(Data to process)
— start —
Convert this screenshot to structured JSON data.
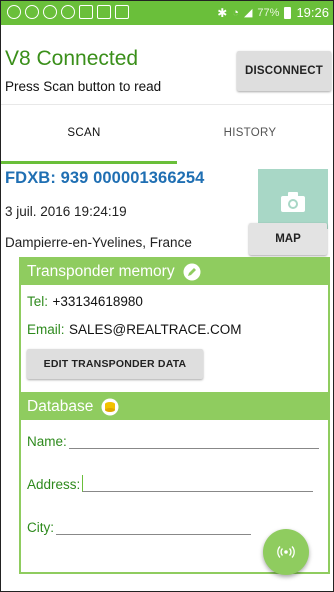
{
  "status_bar": {
    "battery": "77%",
    "time": "19:26"
  },
  "header": {
    "title": "V8 Connected",
    "subtitle": "Press Scan button to read",
    "disconnect_label": "DISCONNECT"
  },
  "tabs": [
    {
      "label": "SCAN",
      "active": true
    },
    {
      "label": "HISTORY",
      "active": false
    }
  ],
  "scan": {
    "code": "FDXB: 939 000001366254",
    "date": "3 juil. 2016 19:24:19",
    "location": "Dampierre-en-Yvelines, France",
    "map_label": "MAP"
  },
  "transponder": {
    "title": "Transponder memory",
    "tel_label": "Tel:",
    "tel_value": "+33134618980",
    "email_label": "Email:",
    "email_value": "SALES@REALTRACE.COM",
    "edit_label": "EDIT TRANSPONDER DATA"
  },
  "database": {
    "title": "Database",
    "name_label": "Name:",
    "address_label": "Address:",
    "city_label": "City:",
    "name_value": "",
    "address_value": "",
    "city_value": ""
  },
  "icons": {
    "edit": "pencil-icon",
    "database": "coins-icon",
    "camera": "camera-icon",
    "fab": "nfc-scan-icon"
  },
  "colors": {
    "accent": "#6abf3a",
    "section": "#8fcc5f",
    "code": "#1f6fb3",
    "label": "#2e8a1d"
  }
}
— end —
(Description of the task) Set down the records in full and exactly. Do not carry over any image.

(Full response)
Convert this screenshot to structured JSON data.
{
  "status_bar": {
    "battery": "77%",
    "time": "19:26"
  },
  "header": {
    "title": "V8 Connected",
    "subtitle": "Press Scan button to read",
    "disconnect_label": "DISCONNECT"
  },
  "tabs": [
    {
      "label": "SCAN",
      "active": true
    },
    {
      "label": "HISTORY",
      "active": false
    }
  ],
  "scan": {
    "code": "FDXB: 939 000001366254",
    "date": "3 juil. 2016 19:24:19",
    "location": "Dampierre-en-Yvelines, France",
    "map_label": "MAP"
  },
  "transponder": {
    "title": "Transponder memory",
    "tel_label": "Tel:",
    "tel_value": "+33134618980",
    "email_label": "Email:",
    "email_value": "SALES@REALTRACE.COM",
    "edit_label": "EDIT TRANSPONDER DATA"
  },
  "database": {
    "title": "Database",
    "name_label": "Name:",
    "address_label": "Address:",
    "city_label": "City:",
    "name_value": "",
    "address_value": "",
    "city_value": ""
  },
  "icons": {
    "edit": "pencil-icon",
    "database": "coins-icon",
    "camera": "camera-icon",
    "fab": "nfc-scan-icon"
  },
  "colors": {
    "accent": "#6abf3a",
    "section": "#8fcc5f",
    "code": "#1f6fb3",
    "label": "#2e8a1d"
  }
}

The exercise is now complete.